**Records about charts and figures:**

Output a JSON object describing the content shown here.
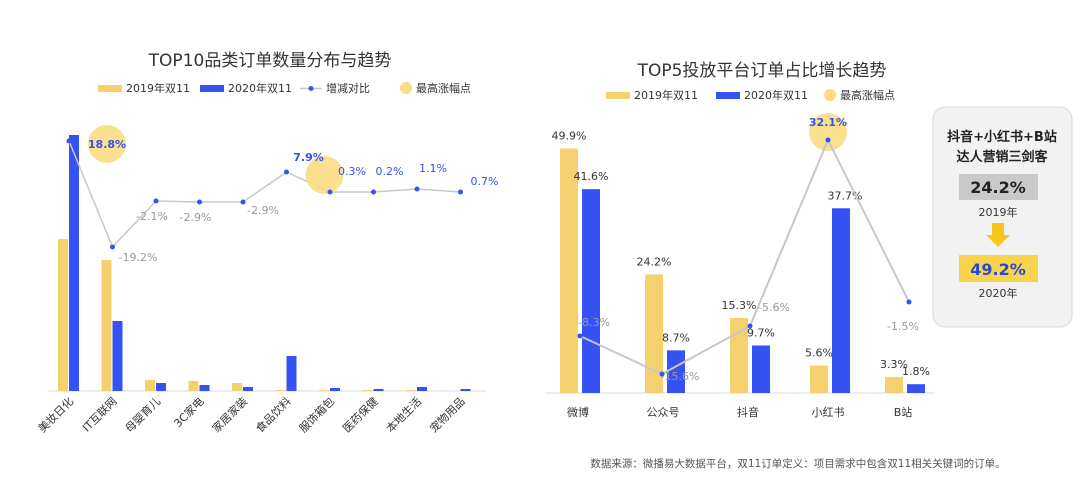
{
  "colors": {
    "y2019": "#F4D06F",
    "y2020": "#3552F2",
    "line": "#C8C8C8",
    "dot": "#3552F2",
    "highlight": "#F9DC83",
    "pct_pos": "#3552F2",
    "pct_neg": "#999999",
    "box_bg": "#F2F2F2",
    "badge_gray": "#C9C9C9",
    "badge_yellow": "#F8D44E",
    "arrow": "#F8C51A"
  },
  "chart_data": [
    {
      "type": "bar",
      "title": "TOP10品类订单数量分布与趋势",
      "legend": [
        "2019年双11",
        "2020年双11",
        "增减对比",
        "最高涨幅点"
      ],
      "categories": [
        "美妆日化",
        "IT互联网",
        "母婴育儿",
        "3C家电",
        "家居家装",
        "食品饮料",
        "服饰箱包",
        "医药保健",
        "本地生活",
        "宠物用品"
      ],
      "series": [
        {
          "name": "2019年双11",
          "values": [
            152,
            131,
            11,
            10,
            8,
            1,
            1,
            1,
            1,
            0
          ]
        },
        {
          "name": "2020年双11",
          "values": [
            256,
            70,
            8,
            6,
            4,
            35,
            3,
            2,
            4,
            2
          ]
        }
      ],
      "change_labels": [
        "18.8%",
        "-19.2%",
        "-2.1%",
        "-2.9%",
        "-2.9%",
        "7.9%",
        "0.3%",
        "0.2%",
        "1.1%",
        "0.7%"
      ],
      "change_values": [
        18.8,
        -19.2,
        -2.1,
        -2.9,
        -2.9,
        7.9,
        0.3,
        0.2,
        1.1,
        0.7
      ],
      "highlight_points": [
        0,
        5
      ]
    },
    {
      "type": "bar",
      "title": "TOP5投放平台订单占比增长趋势",
      "legend": [
        "2019年双11",
        "2020年双11",
        "最高涨幅点"
      ],
      "categories": [
        "微博",
        "公众号",
        "抖音",
        "小红书",
        "B站"
      ],
      "series": [
        {
          "name": "2019年双11",
          "values": [
            49.9,
            24.2,
            15.3,
            5.6,
            3.3
          ],
          "labels": [
            "49.9%",
            "24.2%",
            "15.3%",
            "5.6%",
            "3.3%"
          ]
        },
        {
          "name": "2020年双11",
          "values": [
            41.6,
            8.7,
            9.7,
            37.7,
            1.8
          ],
          "labels": [
            "41.6%",
            "8.7%",
            "9.7%",
            "37.7%",
            "1.8%"
          ]
        }
      ],
      "change_labels": [
        "-8.3%",
        "-15.6%",
        "-5.6%",
        "32.1%",
        "-1.5%"
      ],
      "change_values": [
        -8.3,
        -15.6,
        -5.6,
        32.1,
        -1.5
      ],
      "highlight_points": [
        3
      ]
    }
  ],
  "side_panel": {
    "title_line1": "抖音+小红书+B站",
    "title_line2": "达人营销三剑客",
    "value_2019": "24.2%",
    "year_2019": "2019年",
    "value_2020": "49.2%",
    "year_2020": "2020年"
  },
  "source_note": "数据来源：微播易大数据平台，双11订单定义：项目需求中包含双11相关关键词的订单。"
}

**Set exercise:**
Copy every line of the data word for word, omitting the images.

**Result of the exercise:**
Output a JSON object describing the content shown here.
{
  "colors": {
    "y2019": "#F4D06F",
    "y2020": "#3552F2",
    "line": "#C8C8C8",
    "dot": "#3552F2",
    "highlight": "#F9DC83",
    "pct_pos": "#3552F2",
    "pct_neg": "#999999",
    "box_bg": "#F2F2F2",
    "badge_gray": "#C9C9C9",
    "badge_yellow": "#F8D44E",
    "arrow": "#F8C51A"
  },
  "chart_data": [
    {
      "type": "bar",
      "title": "TOP10品类订单数量分布与趋势",
      "legend": [
        "2019年双11",
        "2020年双11",
        "增减对比",
        "最高涨幅点"
      ],
      "categories": [
        "美妆日化",
        "IT互联网",
        "母婴育儿",
        "3C家电",
        "家居家装",
        "食品饮料",
        "服饰箱包",
        "医药保健",
        "本地生活",
        "宠物用品"
      ],
      "series": [
        {
          "name": "2019年双11",
          "values": [
            152,
            131,
            11,
            10,
            8,
            1,
            1,
            1,
            1,
            0
          ]
        },
        {
          "name": "2020年双11",
          "values": [
            256,
            70,
            8,
            6,
            4,
            35,
            3,
            2,
            4,
            2
          ]
        }
      ],
      "change_labels": [
        "18.8%",
        "-19.2%",
        "-2.1%",
        "-2.9%",
        "-2.9%",
        "7.9%",
        "0.3%",
        "0.2%",
        "1.1%",
        "0.7%"
      ],
      "change_values": [
        18.8,
        -19.2,
        -2.1,
        -2.9,
        -2.9,
        7.9,
        0.3,
        0.2,
        1.1,
        0.7
      ],
      "highlight_points": [
        0,
        5
      ]
    },
    {
      "type": "bar",
      "title": "TOP5投放平台订单占比增长趋势",
      "legend": [
        "2019年双11",
        "2020年双11",
        "最高涨幅点"
      ],
      "categories": [
        "微博",
        "公众号",
        "抖音",
        "小红书",
        "B站"
      ],
      "series": [
        {
          "name": "2019年双11",
          "values": [
            49.9,
            24.2,
            15.3,
            5.6,
            3.3
          ],
          "labels": [
            "49.9%",
            "24.2%",
            "15.3%",
            "5.6%",
            "3.3%"
          ]
        },
        {
          "name": "2020年双11",
          "values": [
            41.6,
            8.7,
            9.7,
            37.7,
            1.8
          ],
          "labels": [
            "41.6%",
            "8.7%",
            "9.7%",
            "37.7%",
            "1.8%"
          ]
        }
      ],
      "change_labels": [
        "-8.3%",
        "-15.6%",
        "-5.6%",
        "32.1%",
        "-1.5%"
      ],
      "change_values": [
        -8.3,
        -15.6,
        -5.6,
        32.1,
        -1.5
      ],
      "highlight_points": [
        3
      ]
    }
  ],
  "side_panel": {
    "title_line1": "抖音+小红书+B站",
    "title_line2": "达人营销三剑客",
    "value_2019": "24.2%",
    "year_2019": "2019年",
    "value_2020": "49.2%",
    "year_2020": "2020年"
  },
  "source_note": "数据来源：微播易大数据平台，双11订单定义：项目需求中包含双11相关关键词的订单。"
}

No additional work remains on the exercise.